### [GOAL OF THE EXERCISE]
Below are records; report how many of their lines contain the word "habits", giving only the number.

Records from a dataset:

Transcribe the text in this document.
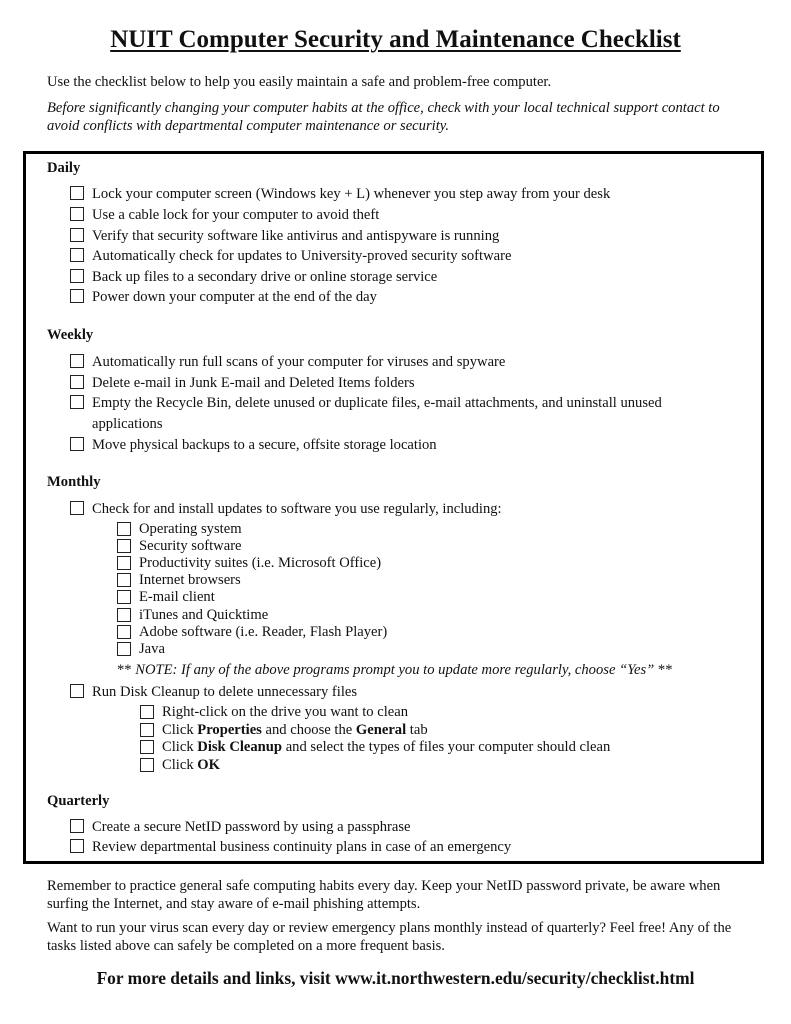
NUIT Computer Security and Maintenance Checklist
Use the checklist below to help you easily maintain a safe and problem-free computer.
Before significantly changing your computer habits at the office, check with your local technical support contact to avoid conflicts with departmental computer maintenance or security.
Daily
Lock your computer screen (Windows key + L) whenever you step away from your desk
Use a cable lock for your computer to avoid theft
Verify that security software like antivirus and antispyware is running
Automatically check for updates to University-proved security software
Back up files to a secondary drive or online storage service
Power down your computer at the end of the day
Weekly
Automatically run full scans of your computer for viruses and spyware
Delete e-mail in Junk E-mail and Deleted Items folders
Empty the Recycle Bin, delete unused or duplicate files, e-mail attachments, and uninstall unused applications
Move physical backups to a secure, offsite storage location
Monthly
Check for and install updates to software you use regularly, including:
Operating system
Security software
Productivity suites (i.e. Microsoft Office)
Internet browsers
E-mail client
iTunes and Quicktime
Adobe software (i.e. Reader, Flash Player)
Java
** NOTE: If any of the above programs prompt you to update more regularly, choose “Yes” **
Run Disk Cleanup to delete unnecessary files
Right-click on the drive you want to clean
Click Properties and choose the General tab
Click Disk Cleanup and select the types of files your computer should clean
Click OK
Quarterly
Create a secure NetID password by using a passphrase
Review departmental business continuity plans in case of an emergency
Remember to practice general safe computing habits every day. Keep your NetID password private, be aware when surfing the Internet, and stay aware of e-mail phishing attempts.
Want to run your virus scan every day or review emergency plans monthly instead of quarterly? Feel free! Any of the tasks listed above can safely be completed on a more frequent basis.
For more details and links, visit www.it.northwestern.edu/security/checklist.html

### [ANSWER AREA]
2